(THE REQUEST)
Write out the lines below unchanged, starting at the line that contains "staff-line: stagework: [465, 404, 489, 410]" and ending at the line that contains "liner-notes-column-1: [187, 0, 318, 520]", with both of those lines included.

--- INPUT MATERIAL ---

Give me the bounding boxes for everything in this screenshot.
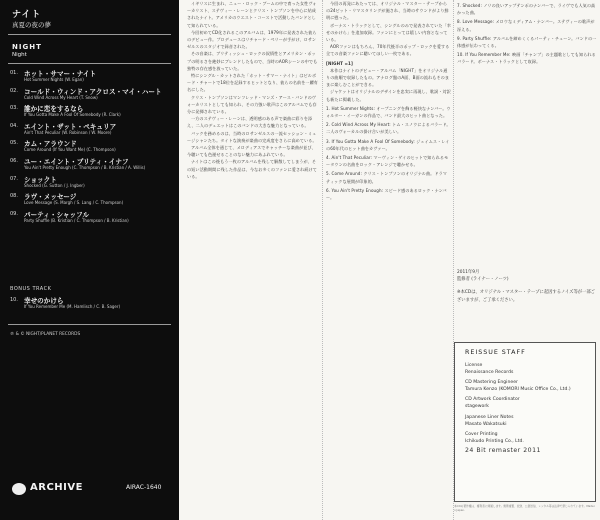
staff-line: stagework: [465, 404, 489, 410]
signature-date: 2011年9月: [457, 270, 480, 275]
track-title: ユー・エイント・プリティ・イナフ: [24, 157, 129, 166]
staff-line: CD Mastering Engineer: [465, 380, 518, 386]
paragraph: 今回初めてCD化されるこのアルバムは、1979年に発表された彼らのデビュー作。プロデュースはリチャード・ペリーが手がけ、ロサンゼルスのスタジオで録音された。: [187, 29, 317, 50]
track-row: [8, 191, 174, 209]
track-credit: Cold Wind Across My Heart (T. Snow): [24, 94, 98, 100]
logo-mark-icon: [12, 483, 26, 495]
track-credit: Hot Summer Nights (W. Egan): [24, 77, 84, 82]
staff-line: License: [465, 363, 483, 368]
track-row: [8, 121, 174, 139]
track-row: [8, 156, 174, 174]
track-number: 04.: [10, 122, 18, 129]
logo-text: ARCHIVE: [30, 482, 83, 493]
track-credit: Shocked (G. Sutton / J. Ingber): [24, 182, 85, 188]
track-title: コールド・ウィンド・アクロス・マイ・ハート: [24, 87, 162, 96]
staff-line: Japanese Liner Notes: [465, 414, 514, 420]
track-note: 7. Shocked: ノリの良いアップテンポのナンバーで、ライヴでも人気の高かった曲。: [457, 3, 596, 16]
track-title: 誰かに恋をするなら: [24, 105, 84, 114]
liner-notes-column-3: [457, 0, 597, 262]
track-credit: Come Around (If You Want Me) (C. Thompson): [24, 147, 116, 153]
track-note: 1. Hot Summer Nights: オープニングを飾る軽快なナンバー。ウォルター・イーガンの作品で、バンド最大のヒット曲となった。: [326, 105, 451, 119]
liner-notes-column-1: [187, 0, 318, 520]
paragraph: 本作はナイトのデビュー・アルバム「NIGHT」をオリジナル通りの曲順で収録したもの。アナログ盤のA面、B面の流れもそのままに楽しむことができる。: [326, 67, 450, 88]
staff-line: CD Artwork Coordinator: [465, 397, 520, 403]
archive-logo: [12, 482, 112, 496]
track-credit: You Ain't Pretty Enough (C. Thompson / B. Kristian / A. Willis): [24, 164, 146, 170]
paragraph: その音楽は、ブリティッシュ・ロックの叙情性とアメリカン・ポップの明るさを絶妙にブレンドしたもので、当時のAORシーンの中でも独特の存在感を放っていた。: [187, 51, 318, 71]
track-row: [8, 209, 174, 227]
track-row: [8, 295, 174, 313]
paragraph: ナイトはこの後もう一枚のアルバムを残して解散してしまうが、その短い活動期間に残した作品は、今なお多くのファンに愛され続けている。: [187, 159, 317, 179]
track-row: [8, 103, 174, 121]
track-row: [8, 138, 174, 156]
section-heading: [NIGHT =1]: [326, 60, 353, 66]
reissue-staff-box: [454, 342, 596, 502]
track-number: 08.: [10, 193, 18, 200]
track-title: 幸せのかけら: [24, 297, 64, 305]
track-title: ラヴ・メッセージ: [24, 193, 77, 202]
divider: [8, 63, 171, 64]
track-note: 4. Ain't That Peculiar: マーヴィン・ゲイのヒットで知られるモータウンの名曲をロック・アレンジで聴かせる。: [326, 155, 449, 168]
track-note: 5. Come Around: クリス・トンプソンのオリジナル曲。ドラマティックな展開が印象的。: [326, 171, 447, 184]
copyright-notice: ℗ & © NIGHT/PLANET RECORDS: [10, 332, 81, 337]
catalog-number: AIRAC-1640: [126, 484, 162, 491]
liner-notes-column-2: [326, 0, 451, 520]
track-note: 8. Love Message: メロウなミディアム・ナンバー。ステヴィーの歌声が冴える。: [457, 19, 595, 32]
track-note: 6. You Ain't Pretty Enough: スピード感のあるロック・ナンバー。: [326, 187, 447, 201]
paragraph: ジャケットはオリジナルのデザインを忠実に再現し、歌詞・対訳も新たに掲載した。: [326, 89, 451, 102]
column-divider: [322, 0, 323, 520]
album-subtitle: 真夏の夜の夢: [12, 21, 51, 29]
album-title: ナイト: [12, 10, 42, 20]
staff-credits: [465, 362, 589, 454]
track-number: 03.: [10, 105, 18, 112]
track-credit: If You Gotta Make A Fool Of Somebody (R. Clark): [24, 112, 121, 118]
track-title: ショックト: [24, 175, 57, 184]
track-number: 02.: [10, 87, 18, 94]
divider: [8, 324, 171, 325]
track-number: 06.: [10, 157, 18, 164]
paragraph: アルバム全体を通じて、メロディアスでキャッチーな楽曲が並び、今聴いても色褪せることのない魅力にあふれている。: [187, 145, 316, 158]
bonus-track-label: BONUS TRACK: [10, 286, 52, 292]
track-title: エイント・ザット・ペキュリア: [24, 122, 117, 131]
track-title: ホット・サマー・ナイト: [24, 70, 97, 78]
paragraph: バックを務めるのは、当時のロサンゼルスの一流セッション・ミュージシャンたち。タイトな演奏が楽曲の完成度をさらに高めている。: [187, 130, 317, 143]
staff-line: Cover Printing: [465, 431, 498, 437]
track-note: 2. Cold Wind Across My Heart: トム・スノウによるバラード。二人のヴォーカルの掛け合いが美しい。: [326, 122, 451, 135]
track-credit: Party Shuffle (B. Kristian / C. Thompson / B. Kristian): [24, 217, 129, 223]
artist-name-en: Night: [12, 52, 27, 58]
track-number: 07.: [10, 175, 18, 182]
track-number: 05.: [10, 140, 18, 147]
bonus-track-list: [8, 295, 174, 313]
signature-author: 監修者 (ライナー・ノーツ): [457, 277, 509, 283]
divider: [8, 34, 171, 35]
paragraph: AORファンはもちろん、70年代後半のポップ・ロックを愛する全ての音楽ファンに聴いてほしい一枚である。: [326, 44, 450, 57]
legal-footer: 本CDの著作権は、権利者に帰属します。無断複製、放送、公衆送信、レンタル等は法律で禁じられています。Made in Japan.: [454, 504, 596, 513]
tracklist-panel: [0, 0, 179, 520]
paragraph: イギリスに生まれ、ニュー・ロック・ブームの中で育った女性ヴォーカリスト、ステヴィー・レーンとクリス・トンプソンを中心に結成されたナイト。アメリカのウエスト・コーストで活動したバンドとして知られている。: [187, 1, 317, 28]
track-row: [8, 174, 174, 192]
staff-title: REISSUE STAFF: [465, 349, 526, 356]
track-credit: Love Message (S. Margh / S. Lang / C. Thompson): [24, 200, 124, 206]
track-title: パーティ・シャッフル: [24, 210, 90, 219]
signature-block: [457, 269, 595, 304]
staff-line: Tamura Kenzo (KOMORI Music Office Co., Ltd.): [465, 387, 571, 393]
paragraph: 一方のステヴィー・レーンは、透明感のある声で楽曲に彩りを添え、二人のデュエットはこのバンドの大きな魅力となっている。: [187, 116, 313, 129]
paragraph: 今回の再発にあたっては、オリジナル・マスター・テープからの24ビット・リマスタリングが施され、当時のサウンドがより鮮明に甦った。: [326, 1, 449, 21]
note-text: ※本CDは、オリジナル・マスター・テープに起因するノイズ等が一部ございますが、ご了承ください。: [457, 290, 595, 303]
track-note: 9. Party Shuffle: アルバムを締めくくるパーティ・チューン。バンドの一体感が伝わってくる。: [457, 35, 597, 49]
track-credit: If You Remember Me (M. Hamlisch / C. B. Sager): [24, 304, 121, 309]
remaster-note: 24 Bit remaster 2011: [465, 446, 541, 454]
track-list: [8, 68, 174, 226]
track-note: 10. If You Remember Me: 映画「チャンプ」の主題歌としても知られるバラード。ボーナス・トラックとして収録。: [457, 52, 596, 65]
track-row: [8, 68, 174, 86]
track-number: 01.: [10, 70, 18, 76]
track-credit: Ain't That Peculiar (W. Robinson / W. Moore): [24, 129, 112, 135]
staff-line: Renaissance Records: [465, 370, 514, 376]
track-number: 10.: [10, 297, 18, 303]
track-number: 09.: [10, 210, 18, 217]
track-note: 3. If You Gotta Make A Fool Of Somebody: ジェイムス・レイの60年代のヒット曲をカヴァー。: [326, 138, 450, 151]
paragraph: クリス・トンプソンはマンフレッド・マンズ・アース・バンドのヴォーカリストとしても知られ、その力強い歌声はこのアルバムでも存分に発揮されている。: [187, 94, 317, 115]
staff-line: Masato Wakatsuki: [465, 421, 507, 427]
track-row: [8, 86, 174, 104]
artist-name: NIGHT: [12, 43, 42, 51]
paragraph: ボーナス・トラックとして、シングルのみで発表されていた「幸せのかけら」を追加収録。ファンにとっては嬉しい内容となっている。: [326, 22, 451, 43]
paragraph: 特にシングル・カットされた「ホット・サマー・ナイト」はビルボード・チャートで18位を記録するヒットとなり、彼らの名前を一躍有名にした。: [187, 73, 318, 93]
track-title: カム・アラウンド: [24, 140, 77, 149]
staff-line: Ichikudo Printing Co., Ltd.: [465, 438, 524, 444]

---

(THE RESPONSE)
staff-line: stagework: [465, 404, 489, 410]
signature-date: 2011年9月: [457, 270, 480, 275]
track-title: ユー・エイント・プリティ・イナフ: [24, 157, 129, 166]
staff-line: CD Mastering Engineer: [465, 380, 518, 386]
paragraph: 今回初めてCD化されるこのアルバムは、1979年に発表された彼らのデビュー作。プロデュースはリチャード・ペリーが手がけ、ロサンゼルスのスタジオで録音された。: [187, 29, 317, 50]
track-row: [8, 191, 174, 209]
track-credit: Cold Wind Across My Heart (T. Snow): [24, 94, 98, 100]
logo-mark-icon: [12, 483, 26, 495]
track-credit: Hot Summer Nights (W. Egan): [24, 77, 84, 82]
staff-line: License: [465, 363, 483, 368]
track-row: [8, 121, 174, 139]
track-row: [8, 156, 174, 174]
track-number: 04.: [10, 122, 18, 129]
logo-text: ARCHIVE: [30, 482, 83, 493]
track-credit: Shocked (G. Sutton / J. Ingber): [24, 182, 85, 188]
track-title: コールド・ウィンド・アクロス・マイ・ハート: [24, 87, 162, 96]
staff-line: Japanese Liner Notes: [465, 414, 514, 420]
track-note: 7. Shocked: ノリの良いアップテンポのナンバーで、ライヴでも人気の高かった曲。: [457, 3, 596, 16]
track-title: 誰かに恋をするなら: [24, 105, 84, 114]
liner-notes-column-3: [457, 0, 597, 262]
track-credit: Come Around (If You Want Me) (C. Thompson): [24, 147, 116, 153]
track-note: 1. Hot Summer Nights: オープニングを飾る軽快なナンバー。ウォルター・イーガンの作品で、バンド最大のヒット曲となった。: [326, 105, 451, 119]
liner-notes-column-1: [187, 0, 318, 520]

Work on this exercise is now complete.